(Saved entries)
────────────────────────────────────────

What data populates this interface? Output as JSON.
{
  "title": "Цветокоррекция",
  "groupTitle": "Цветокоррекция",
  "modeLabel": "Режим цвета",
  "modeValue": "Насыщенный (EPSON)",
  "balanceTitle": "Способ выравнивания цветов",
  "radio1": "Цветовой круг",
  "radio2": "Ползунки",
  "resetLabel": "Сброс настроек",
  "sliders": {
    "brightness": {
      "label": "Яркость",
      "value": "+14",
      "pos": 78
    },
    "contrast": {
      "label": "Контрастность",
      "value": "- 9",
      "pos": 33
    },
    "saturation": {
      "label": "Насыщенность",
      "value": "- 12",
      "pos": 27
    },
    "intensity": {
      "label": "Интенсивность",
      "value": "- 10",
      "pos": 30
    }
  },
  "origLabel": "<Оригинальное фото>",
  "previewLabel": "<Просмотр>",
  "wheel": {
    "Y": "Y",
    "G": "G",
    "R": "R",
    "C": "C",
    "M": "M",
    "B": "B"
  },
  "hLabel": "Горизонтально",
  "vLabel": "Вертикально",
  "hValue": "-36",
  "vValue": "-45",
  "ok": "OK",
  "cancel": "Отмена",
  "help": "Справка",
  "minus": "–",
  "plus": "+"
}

────────────────────────────────────────

[Given problem]: Please reproduce all of the entries exactly as they stand.

[Result]:
What data populates this interface? Output as JSON.
{
  "title": "Цветокоррекция",
  "groupTitle": "Цветокоррекция",
  "modeLabel": "Режим цвета",
  "modeValue": "Насыщенный (EPSON)",
  "balanceTitle": "Способ выравнивания цветов",
  "radio1": "Цветовой круг",
  "radio2": "Ползунки",
  "resetLabel": "Сброс настроек",
  "sliders": {
    "brightness": {
      "label": "Яркость",
      "value": "+14",
      "pos": 78
    },
    "contrast": {
      "label": "Контрастность",
      "value": "- 9",
      "pos": 33
    },
    "saturation": {
      "label": "Насыщенность",
      "value": "- 12",
      "pos": 27
    },
    "intensity": {
      "label": "Интенсивность",
      "value": "- 10",
      "pos": 30
    }
  },
  "origLabel": "<Оригинальное фото>",
  "previewLabel": "<Просмотр>",
  "wheel": {
    "Y": "Y",
    "G": "G",
    "R": "R",
    "C": "C",
    "M": "M",
    "B": "B"
  },
  "hLabel": "Горизонтально",
  "vLabel": "Вертикально",
  "hValue": "-36",
  "vValue": "-45",
  "ok": "OK",
  "cancel": "Отмена",
  "help": "Справка",
  "minus": "–",
  "plus": "+"
}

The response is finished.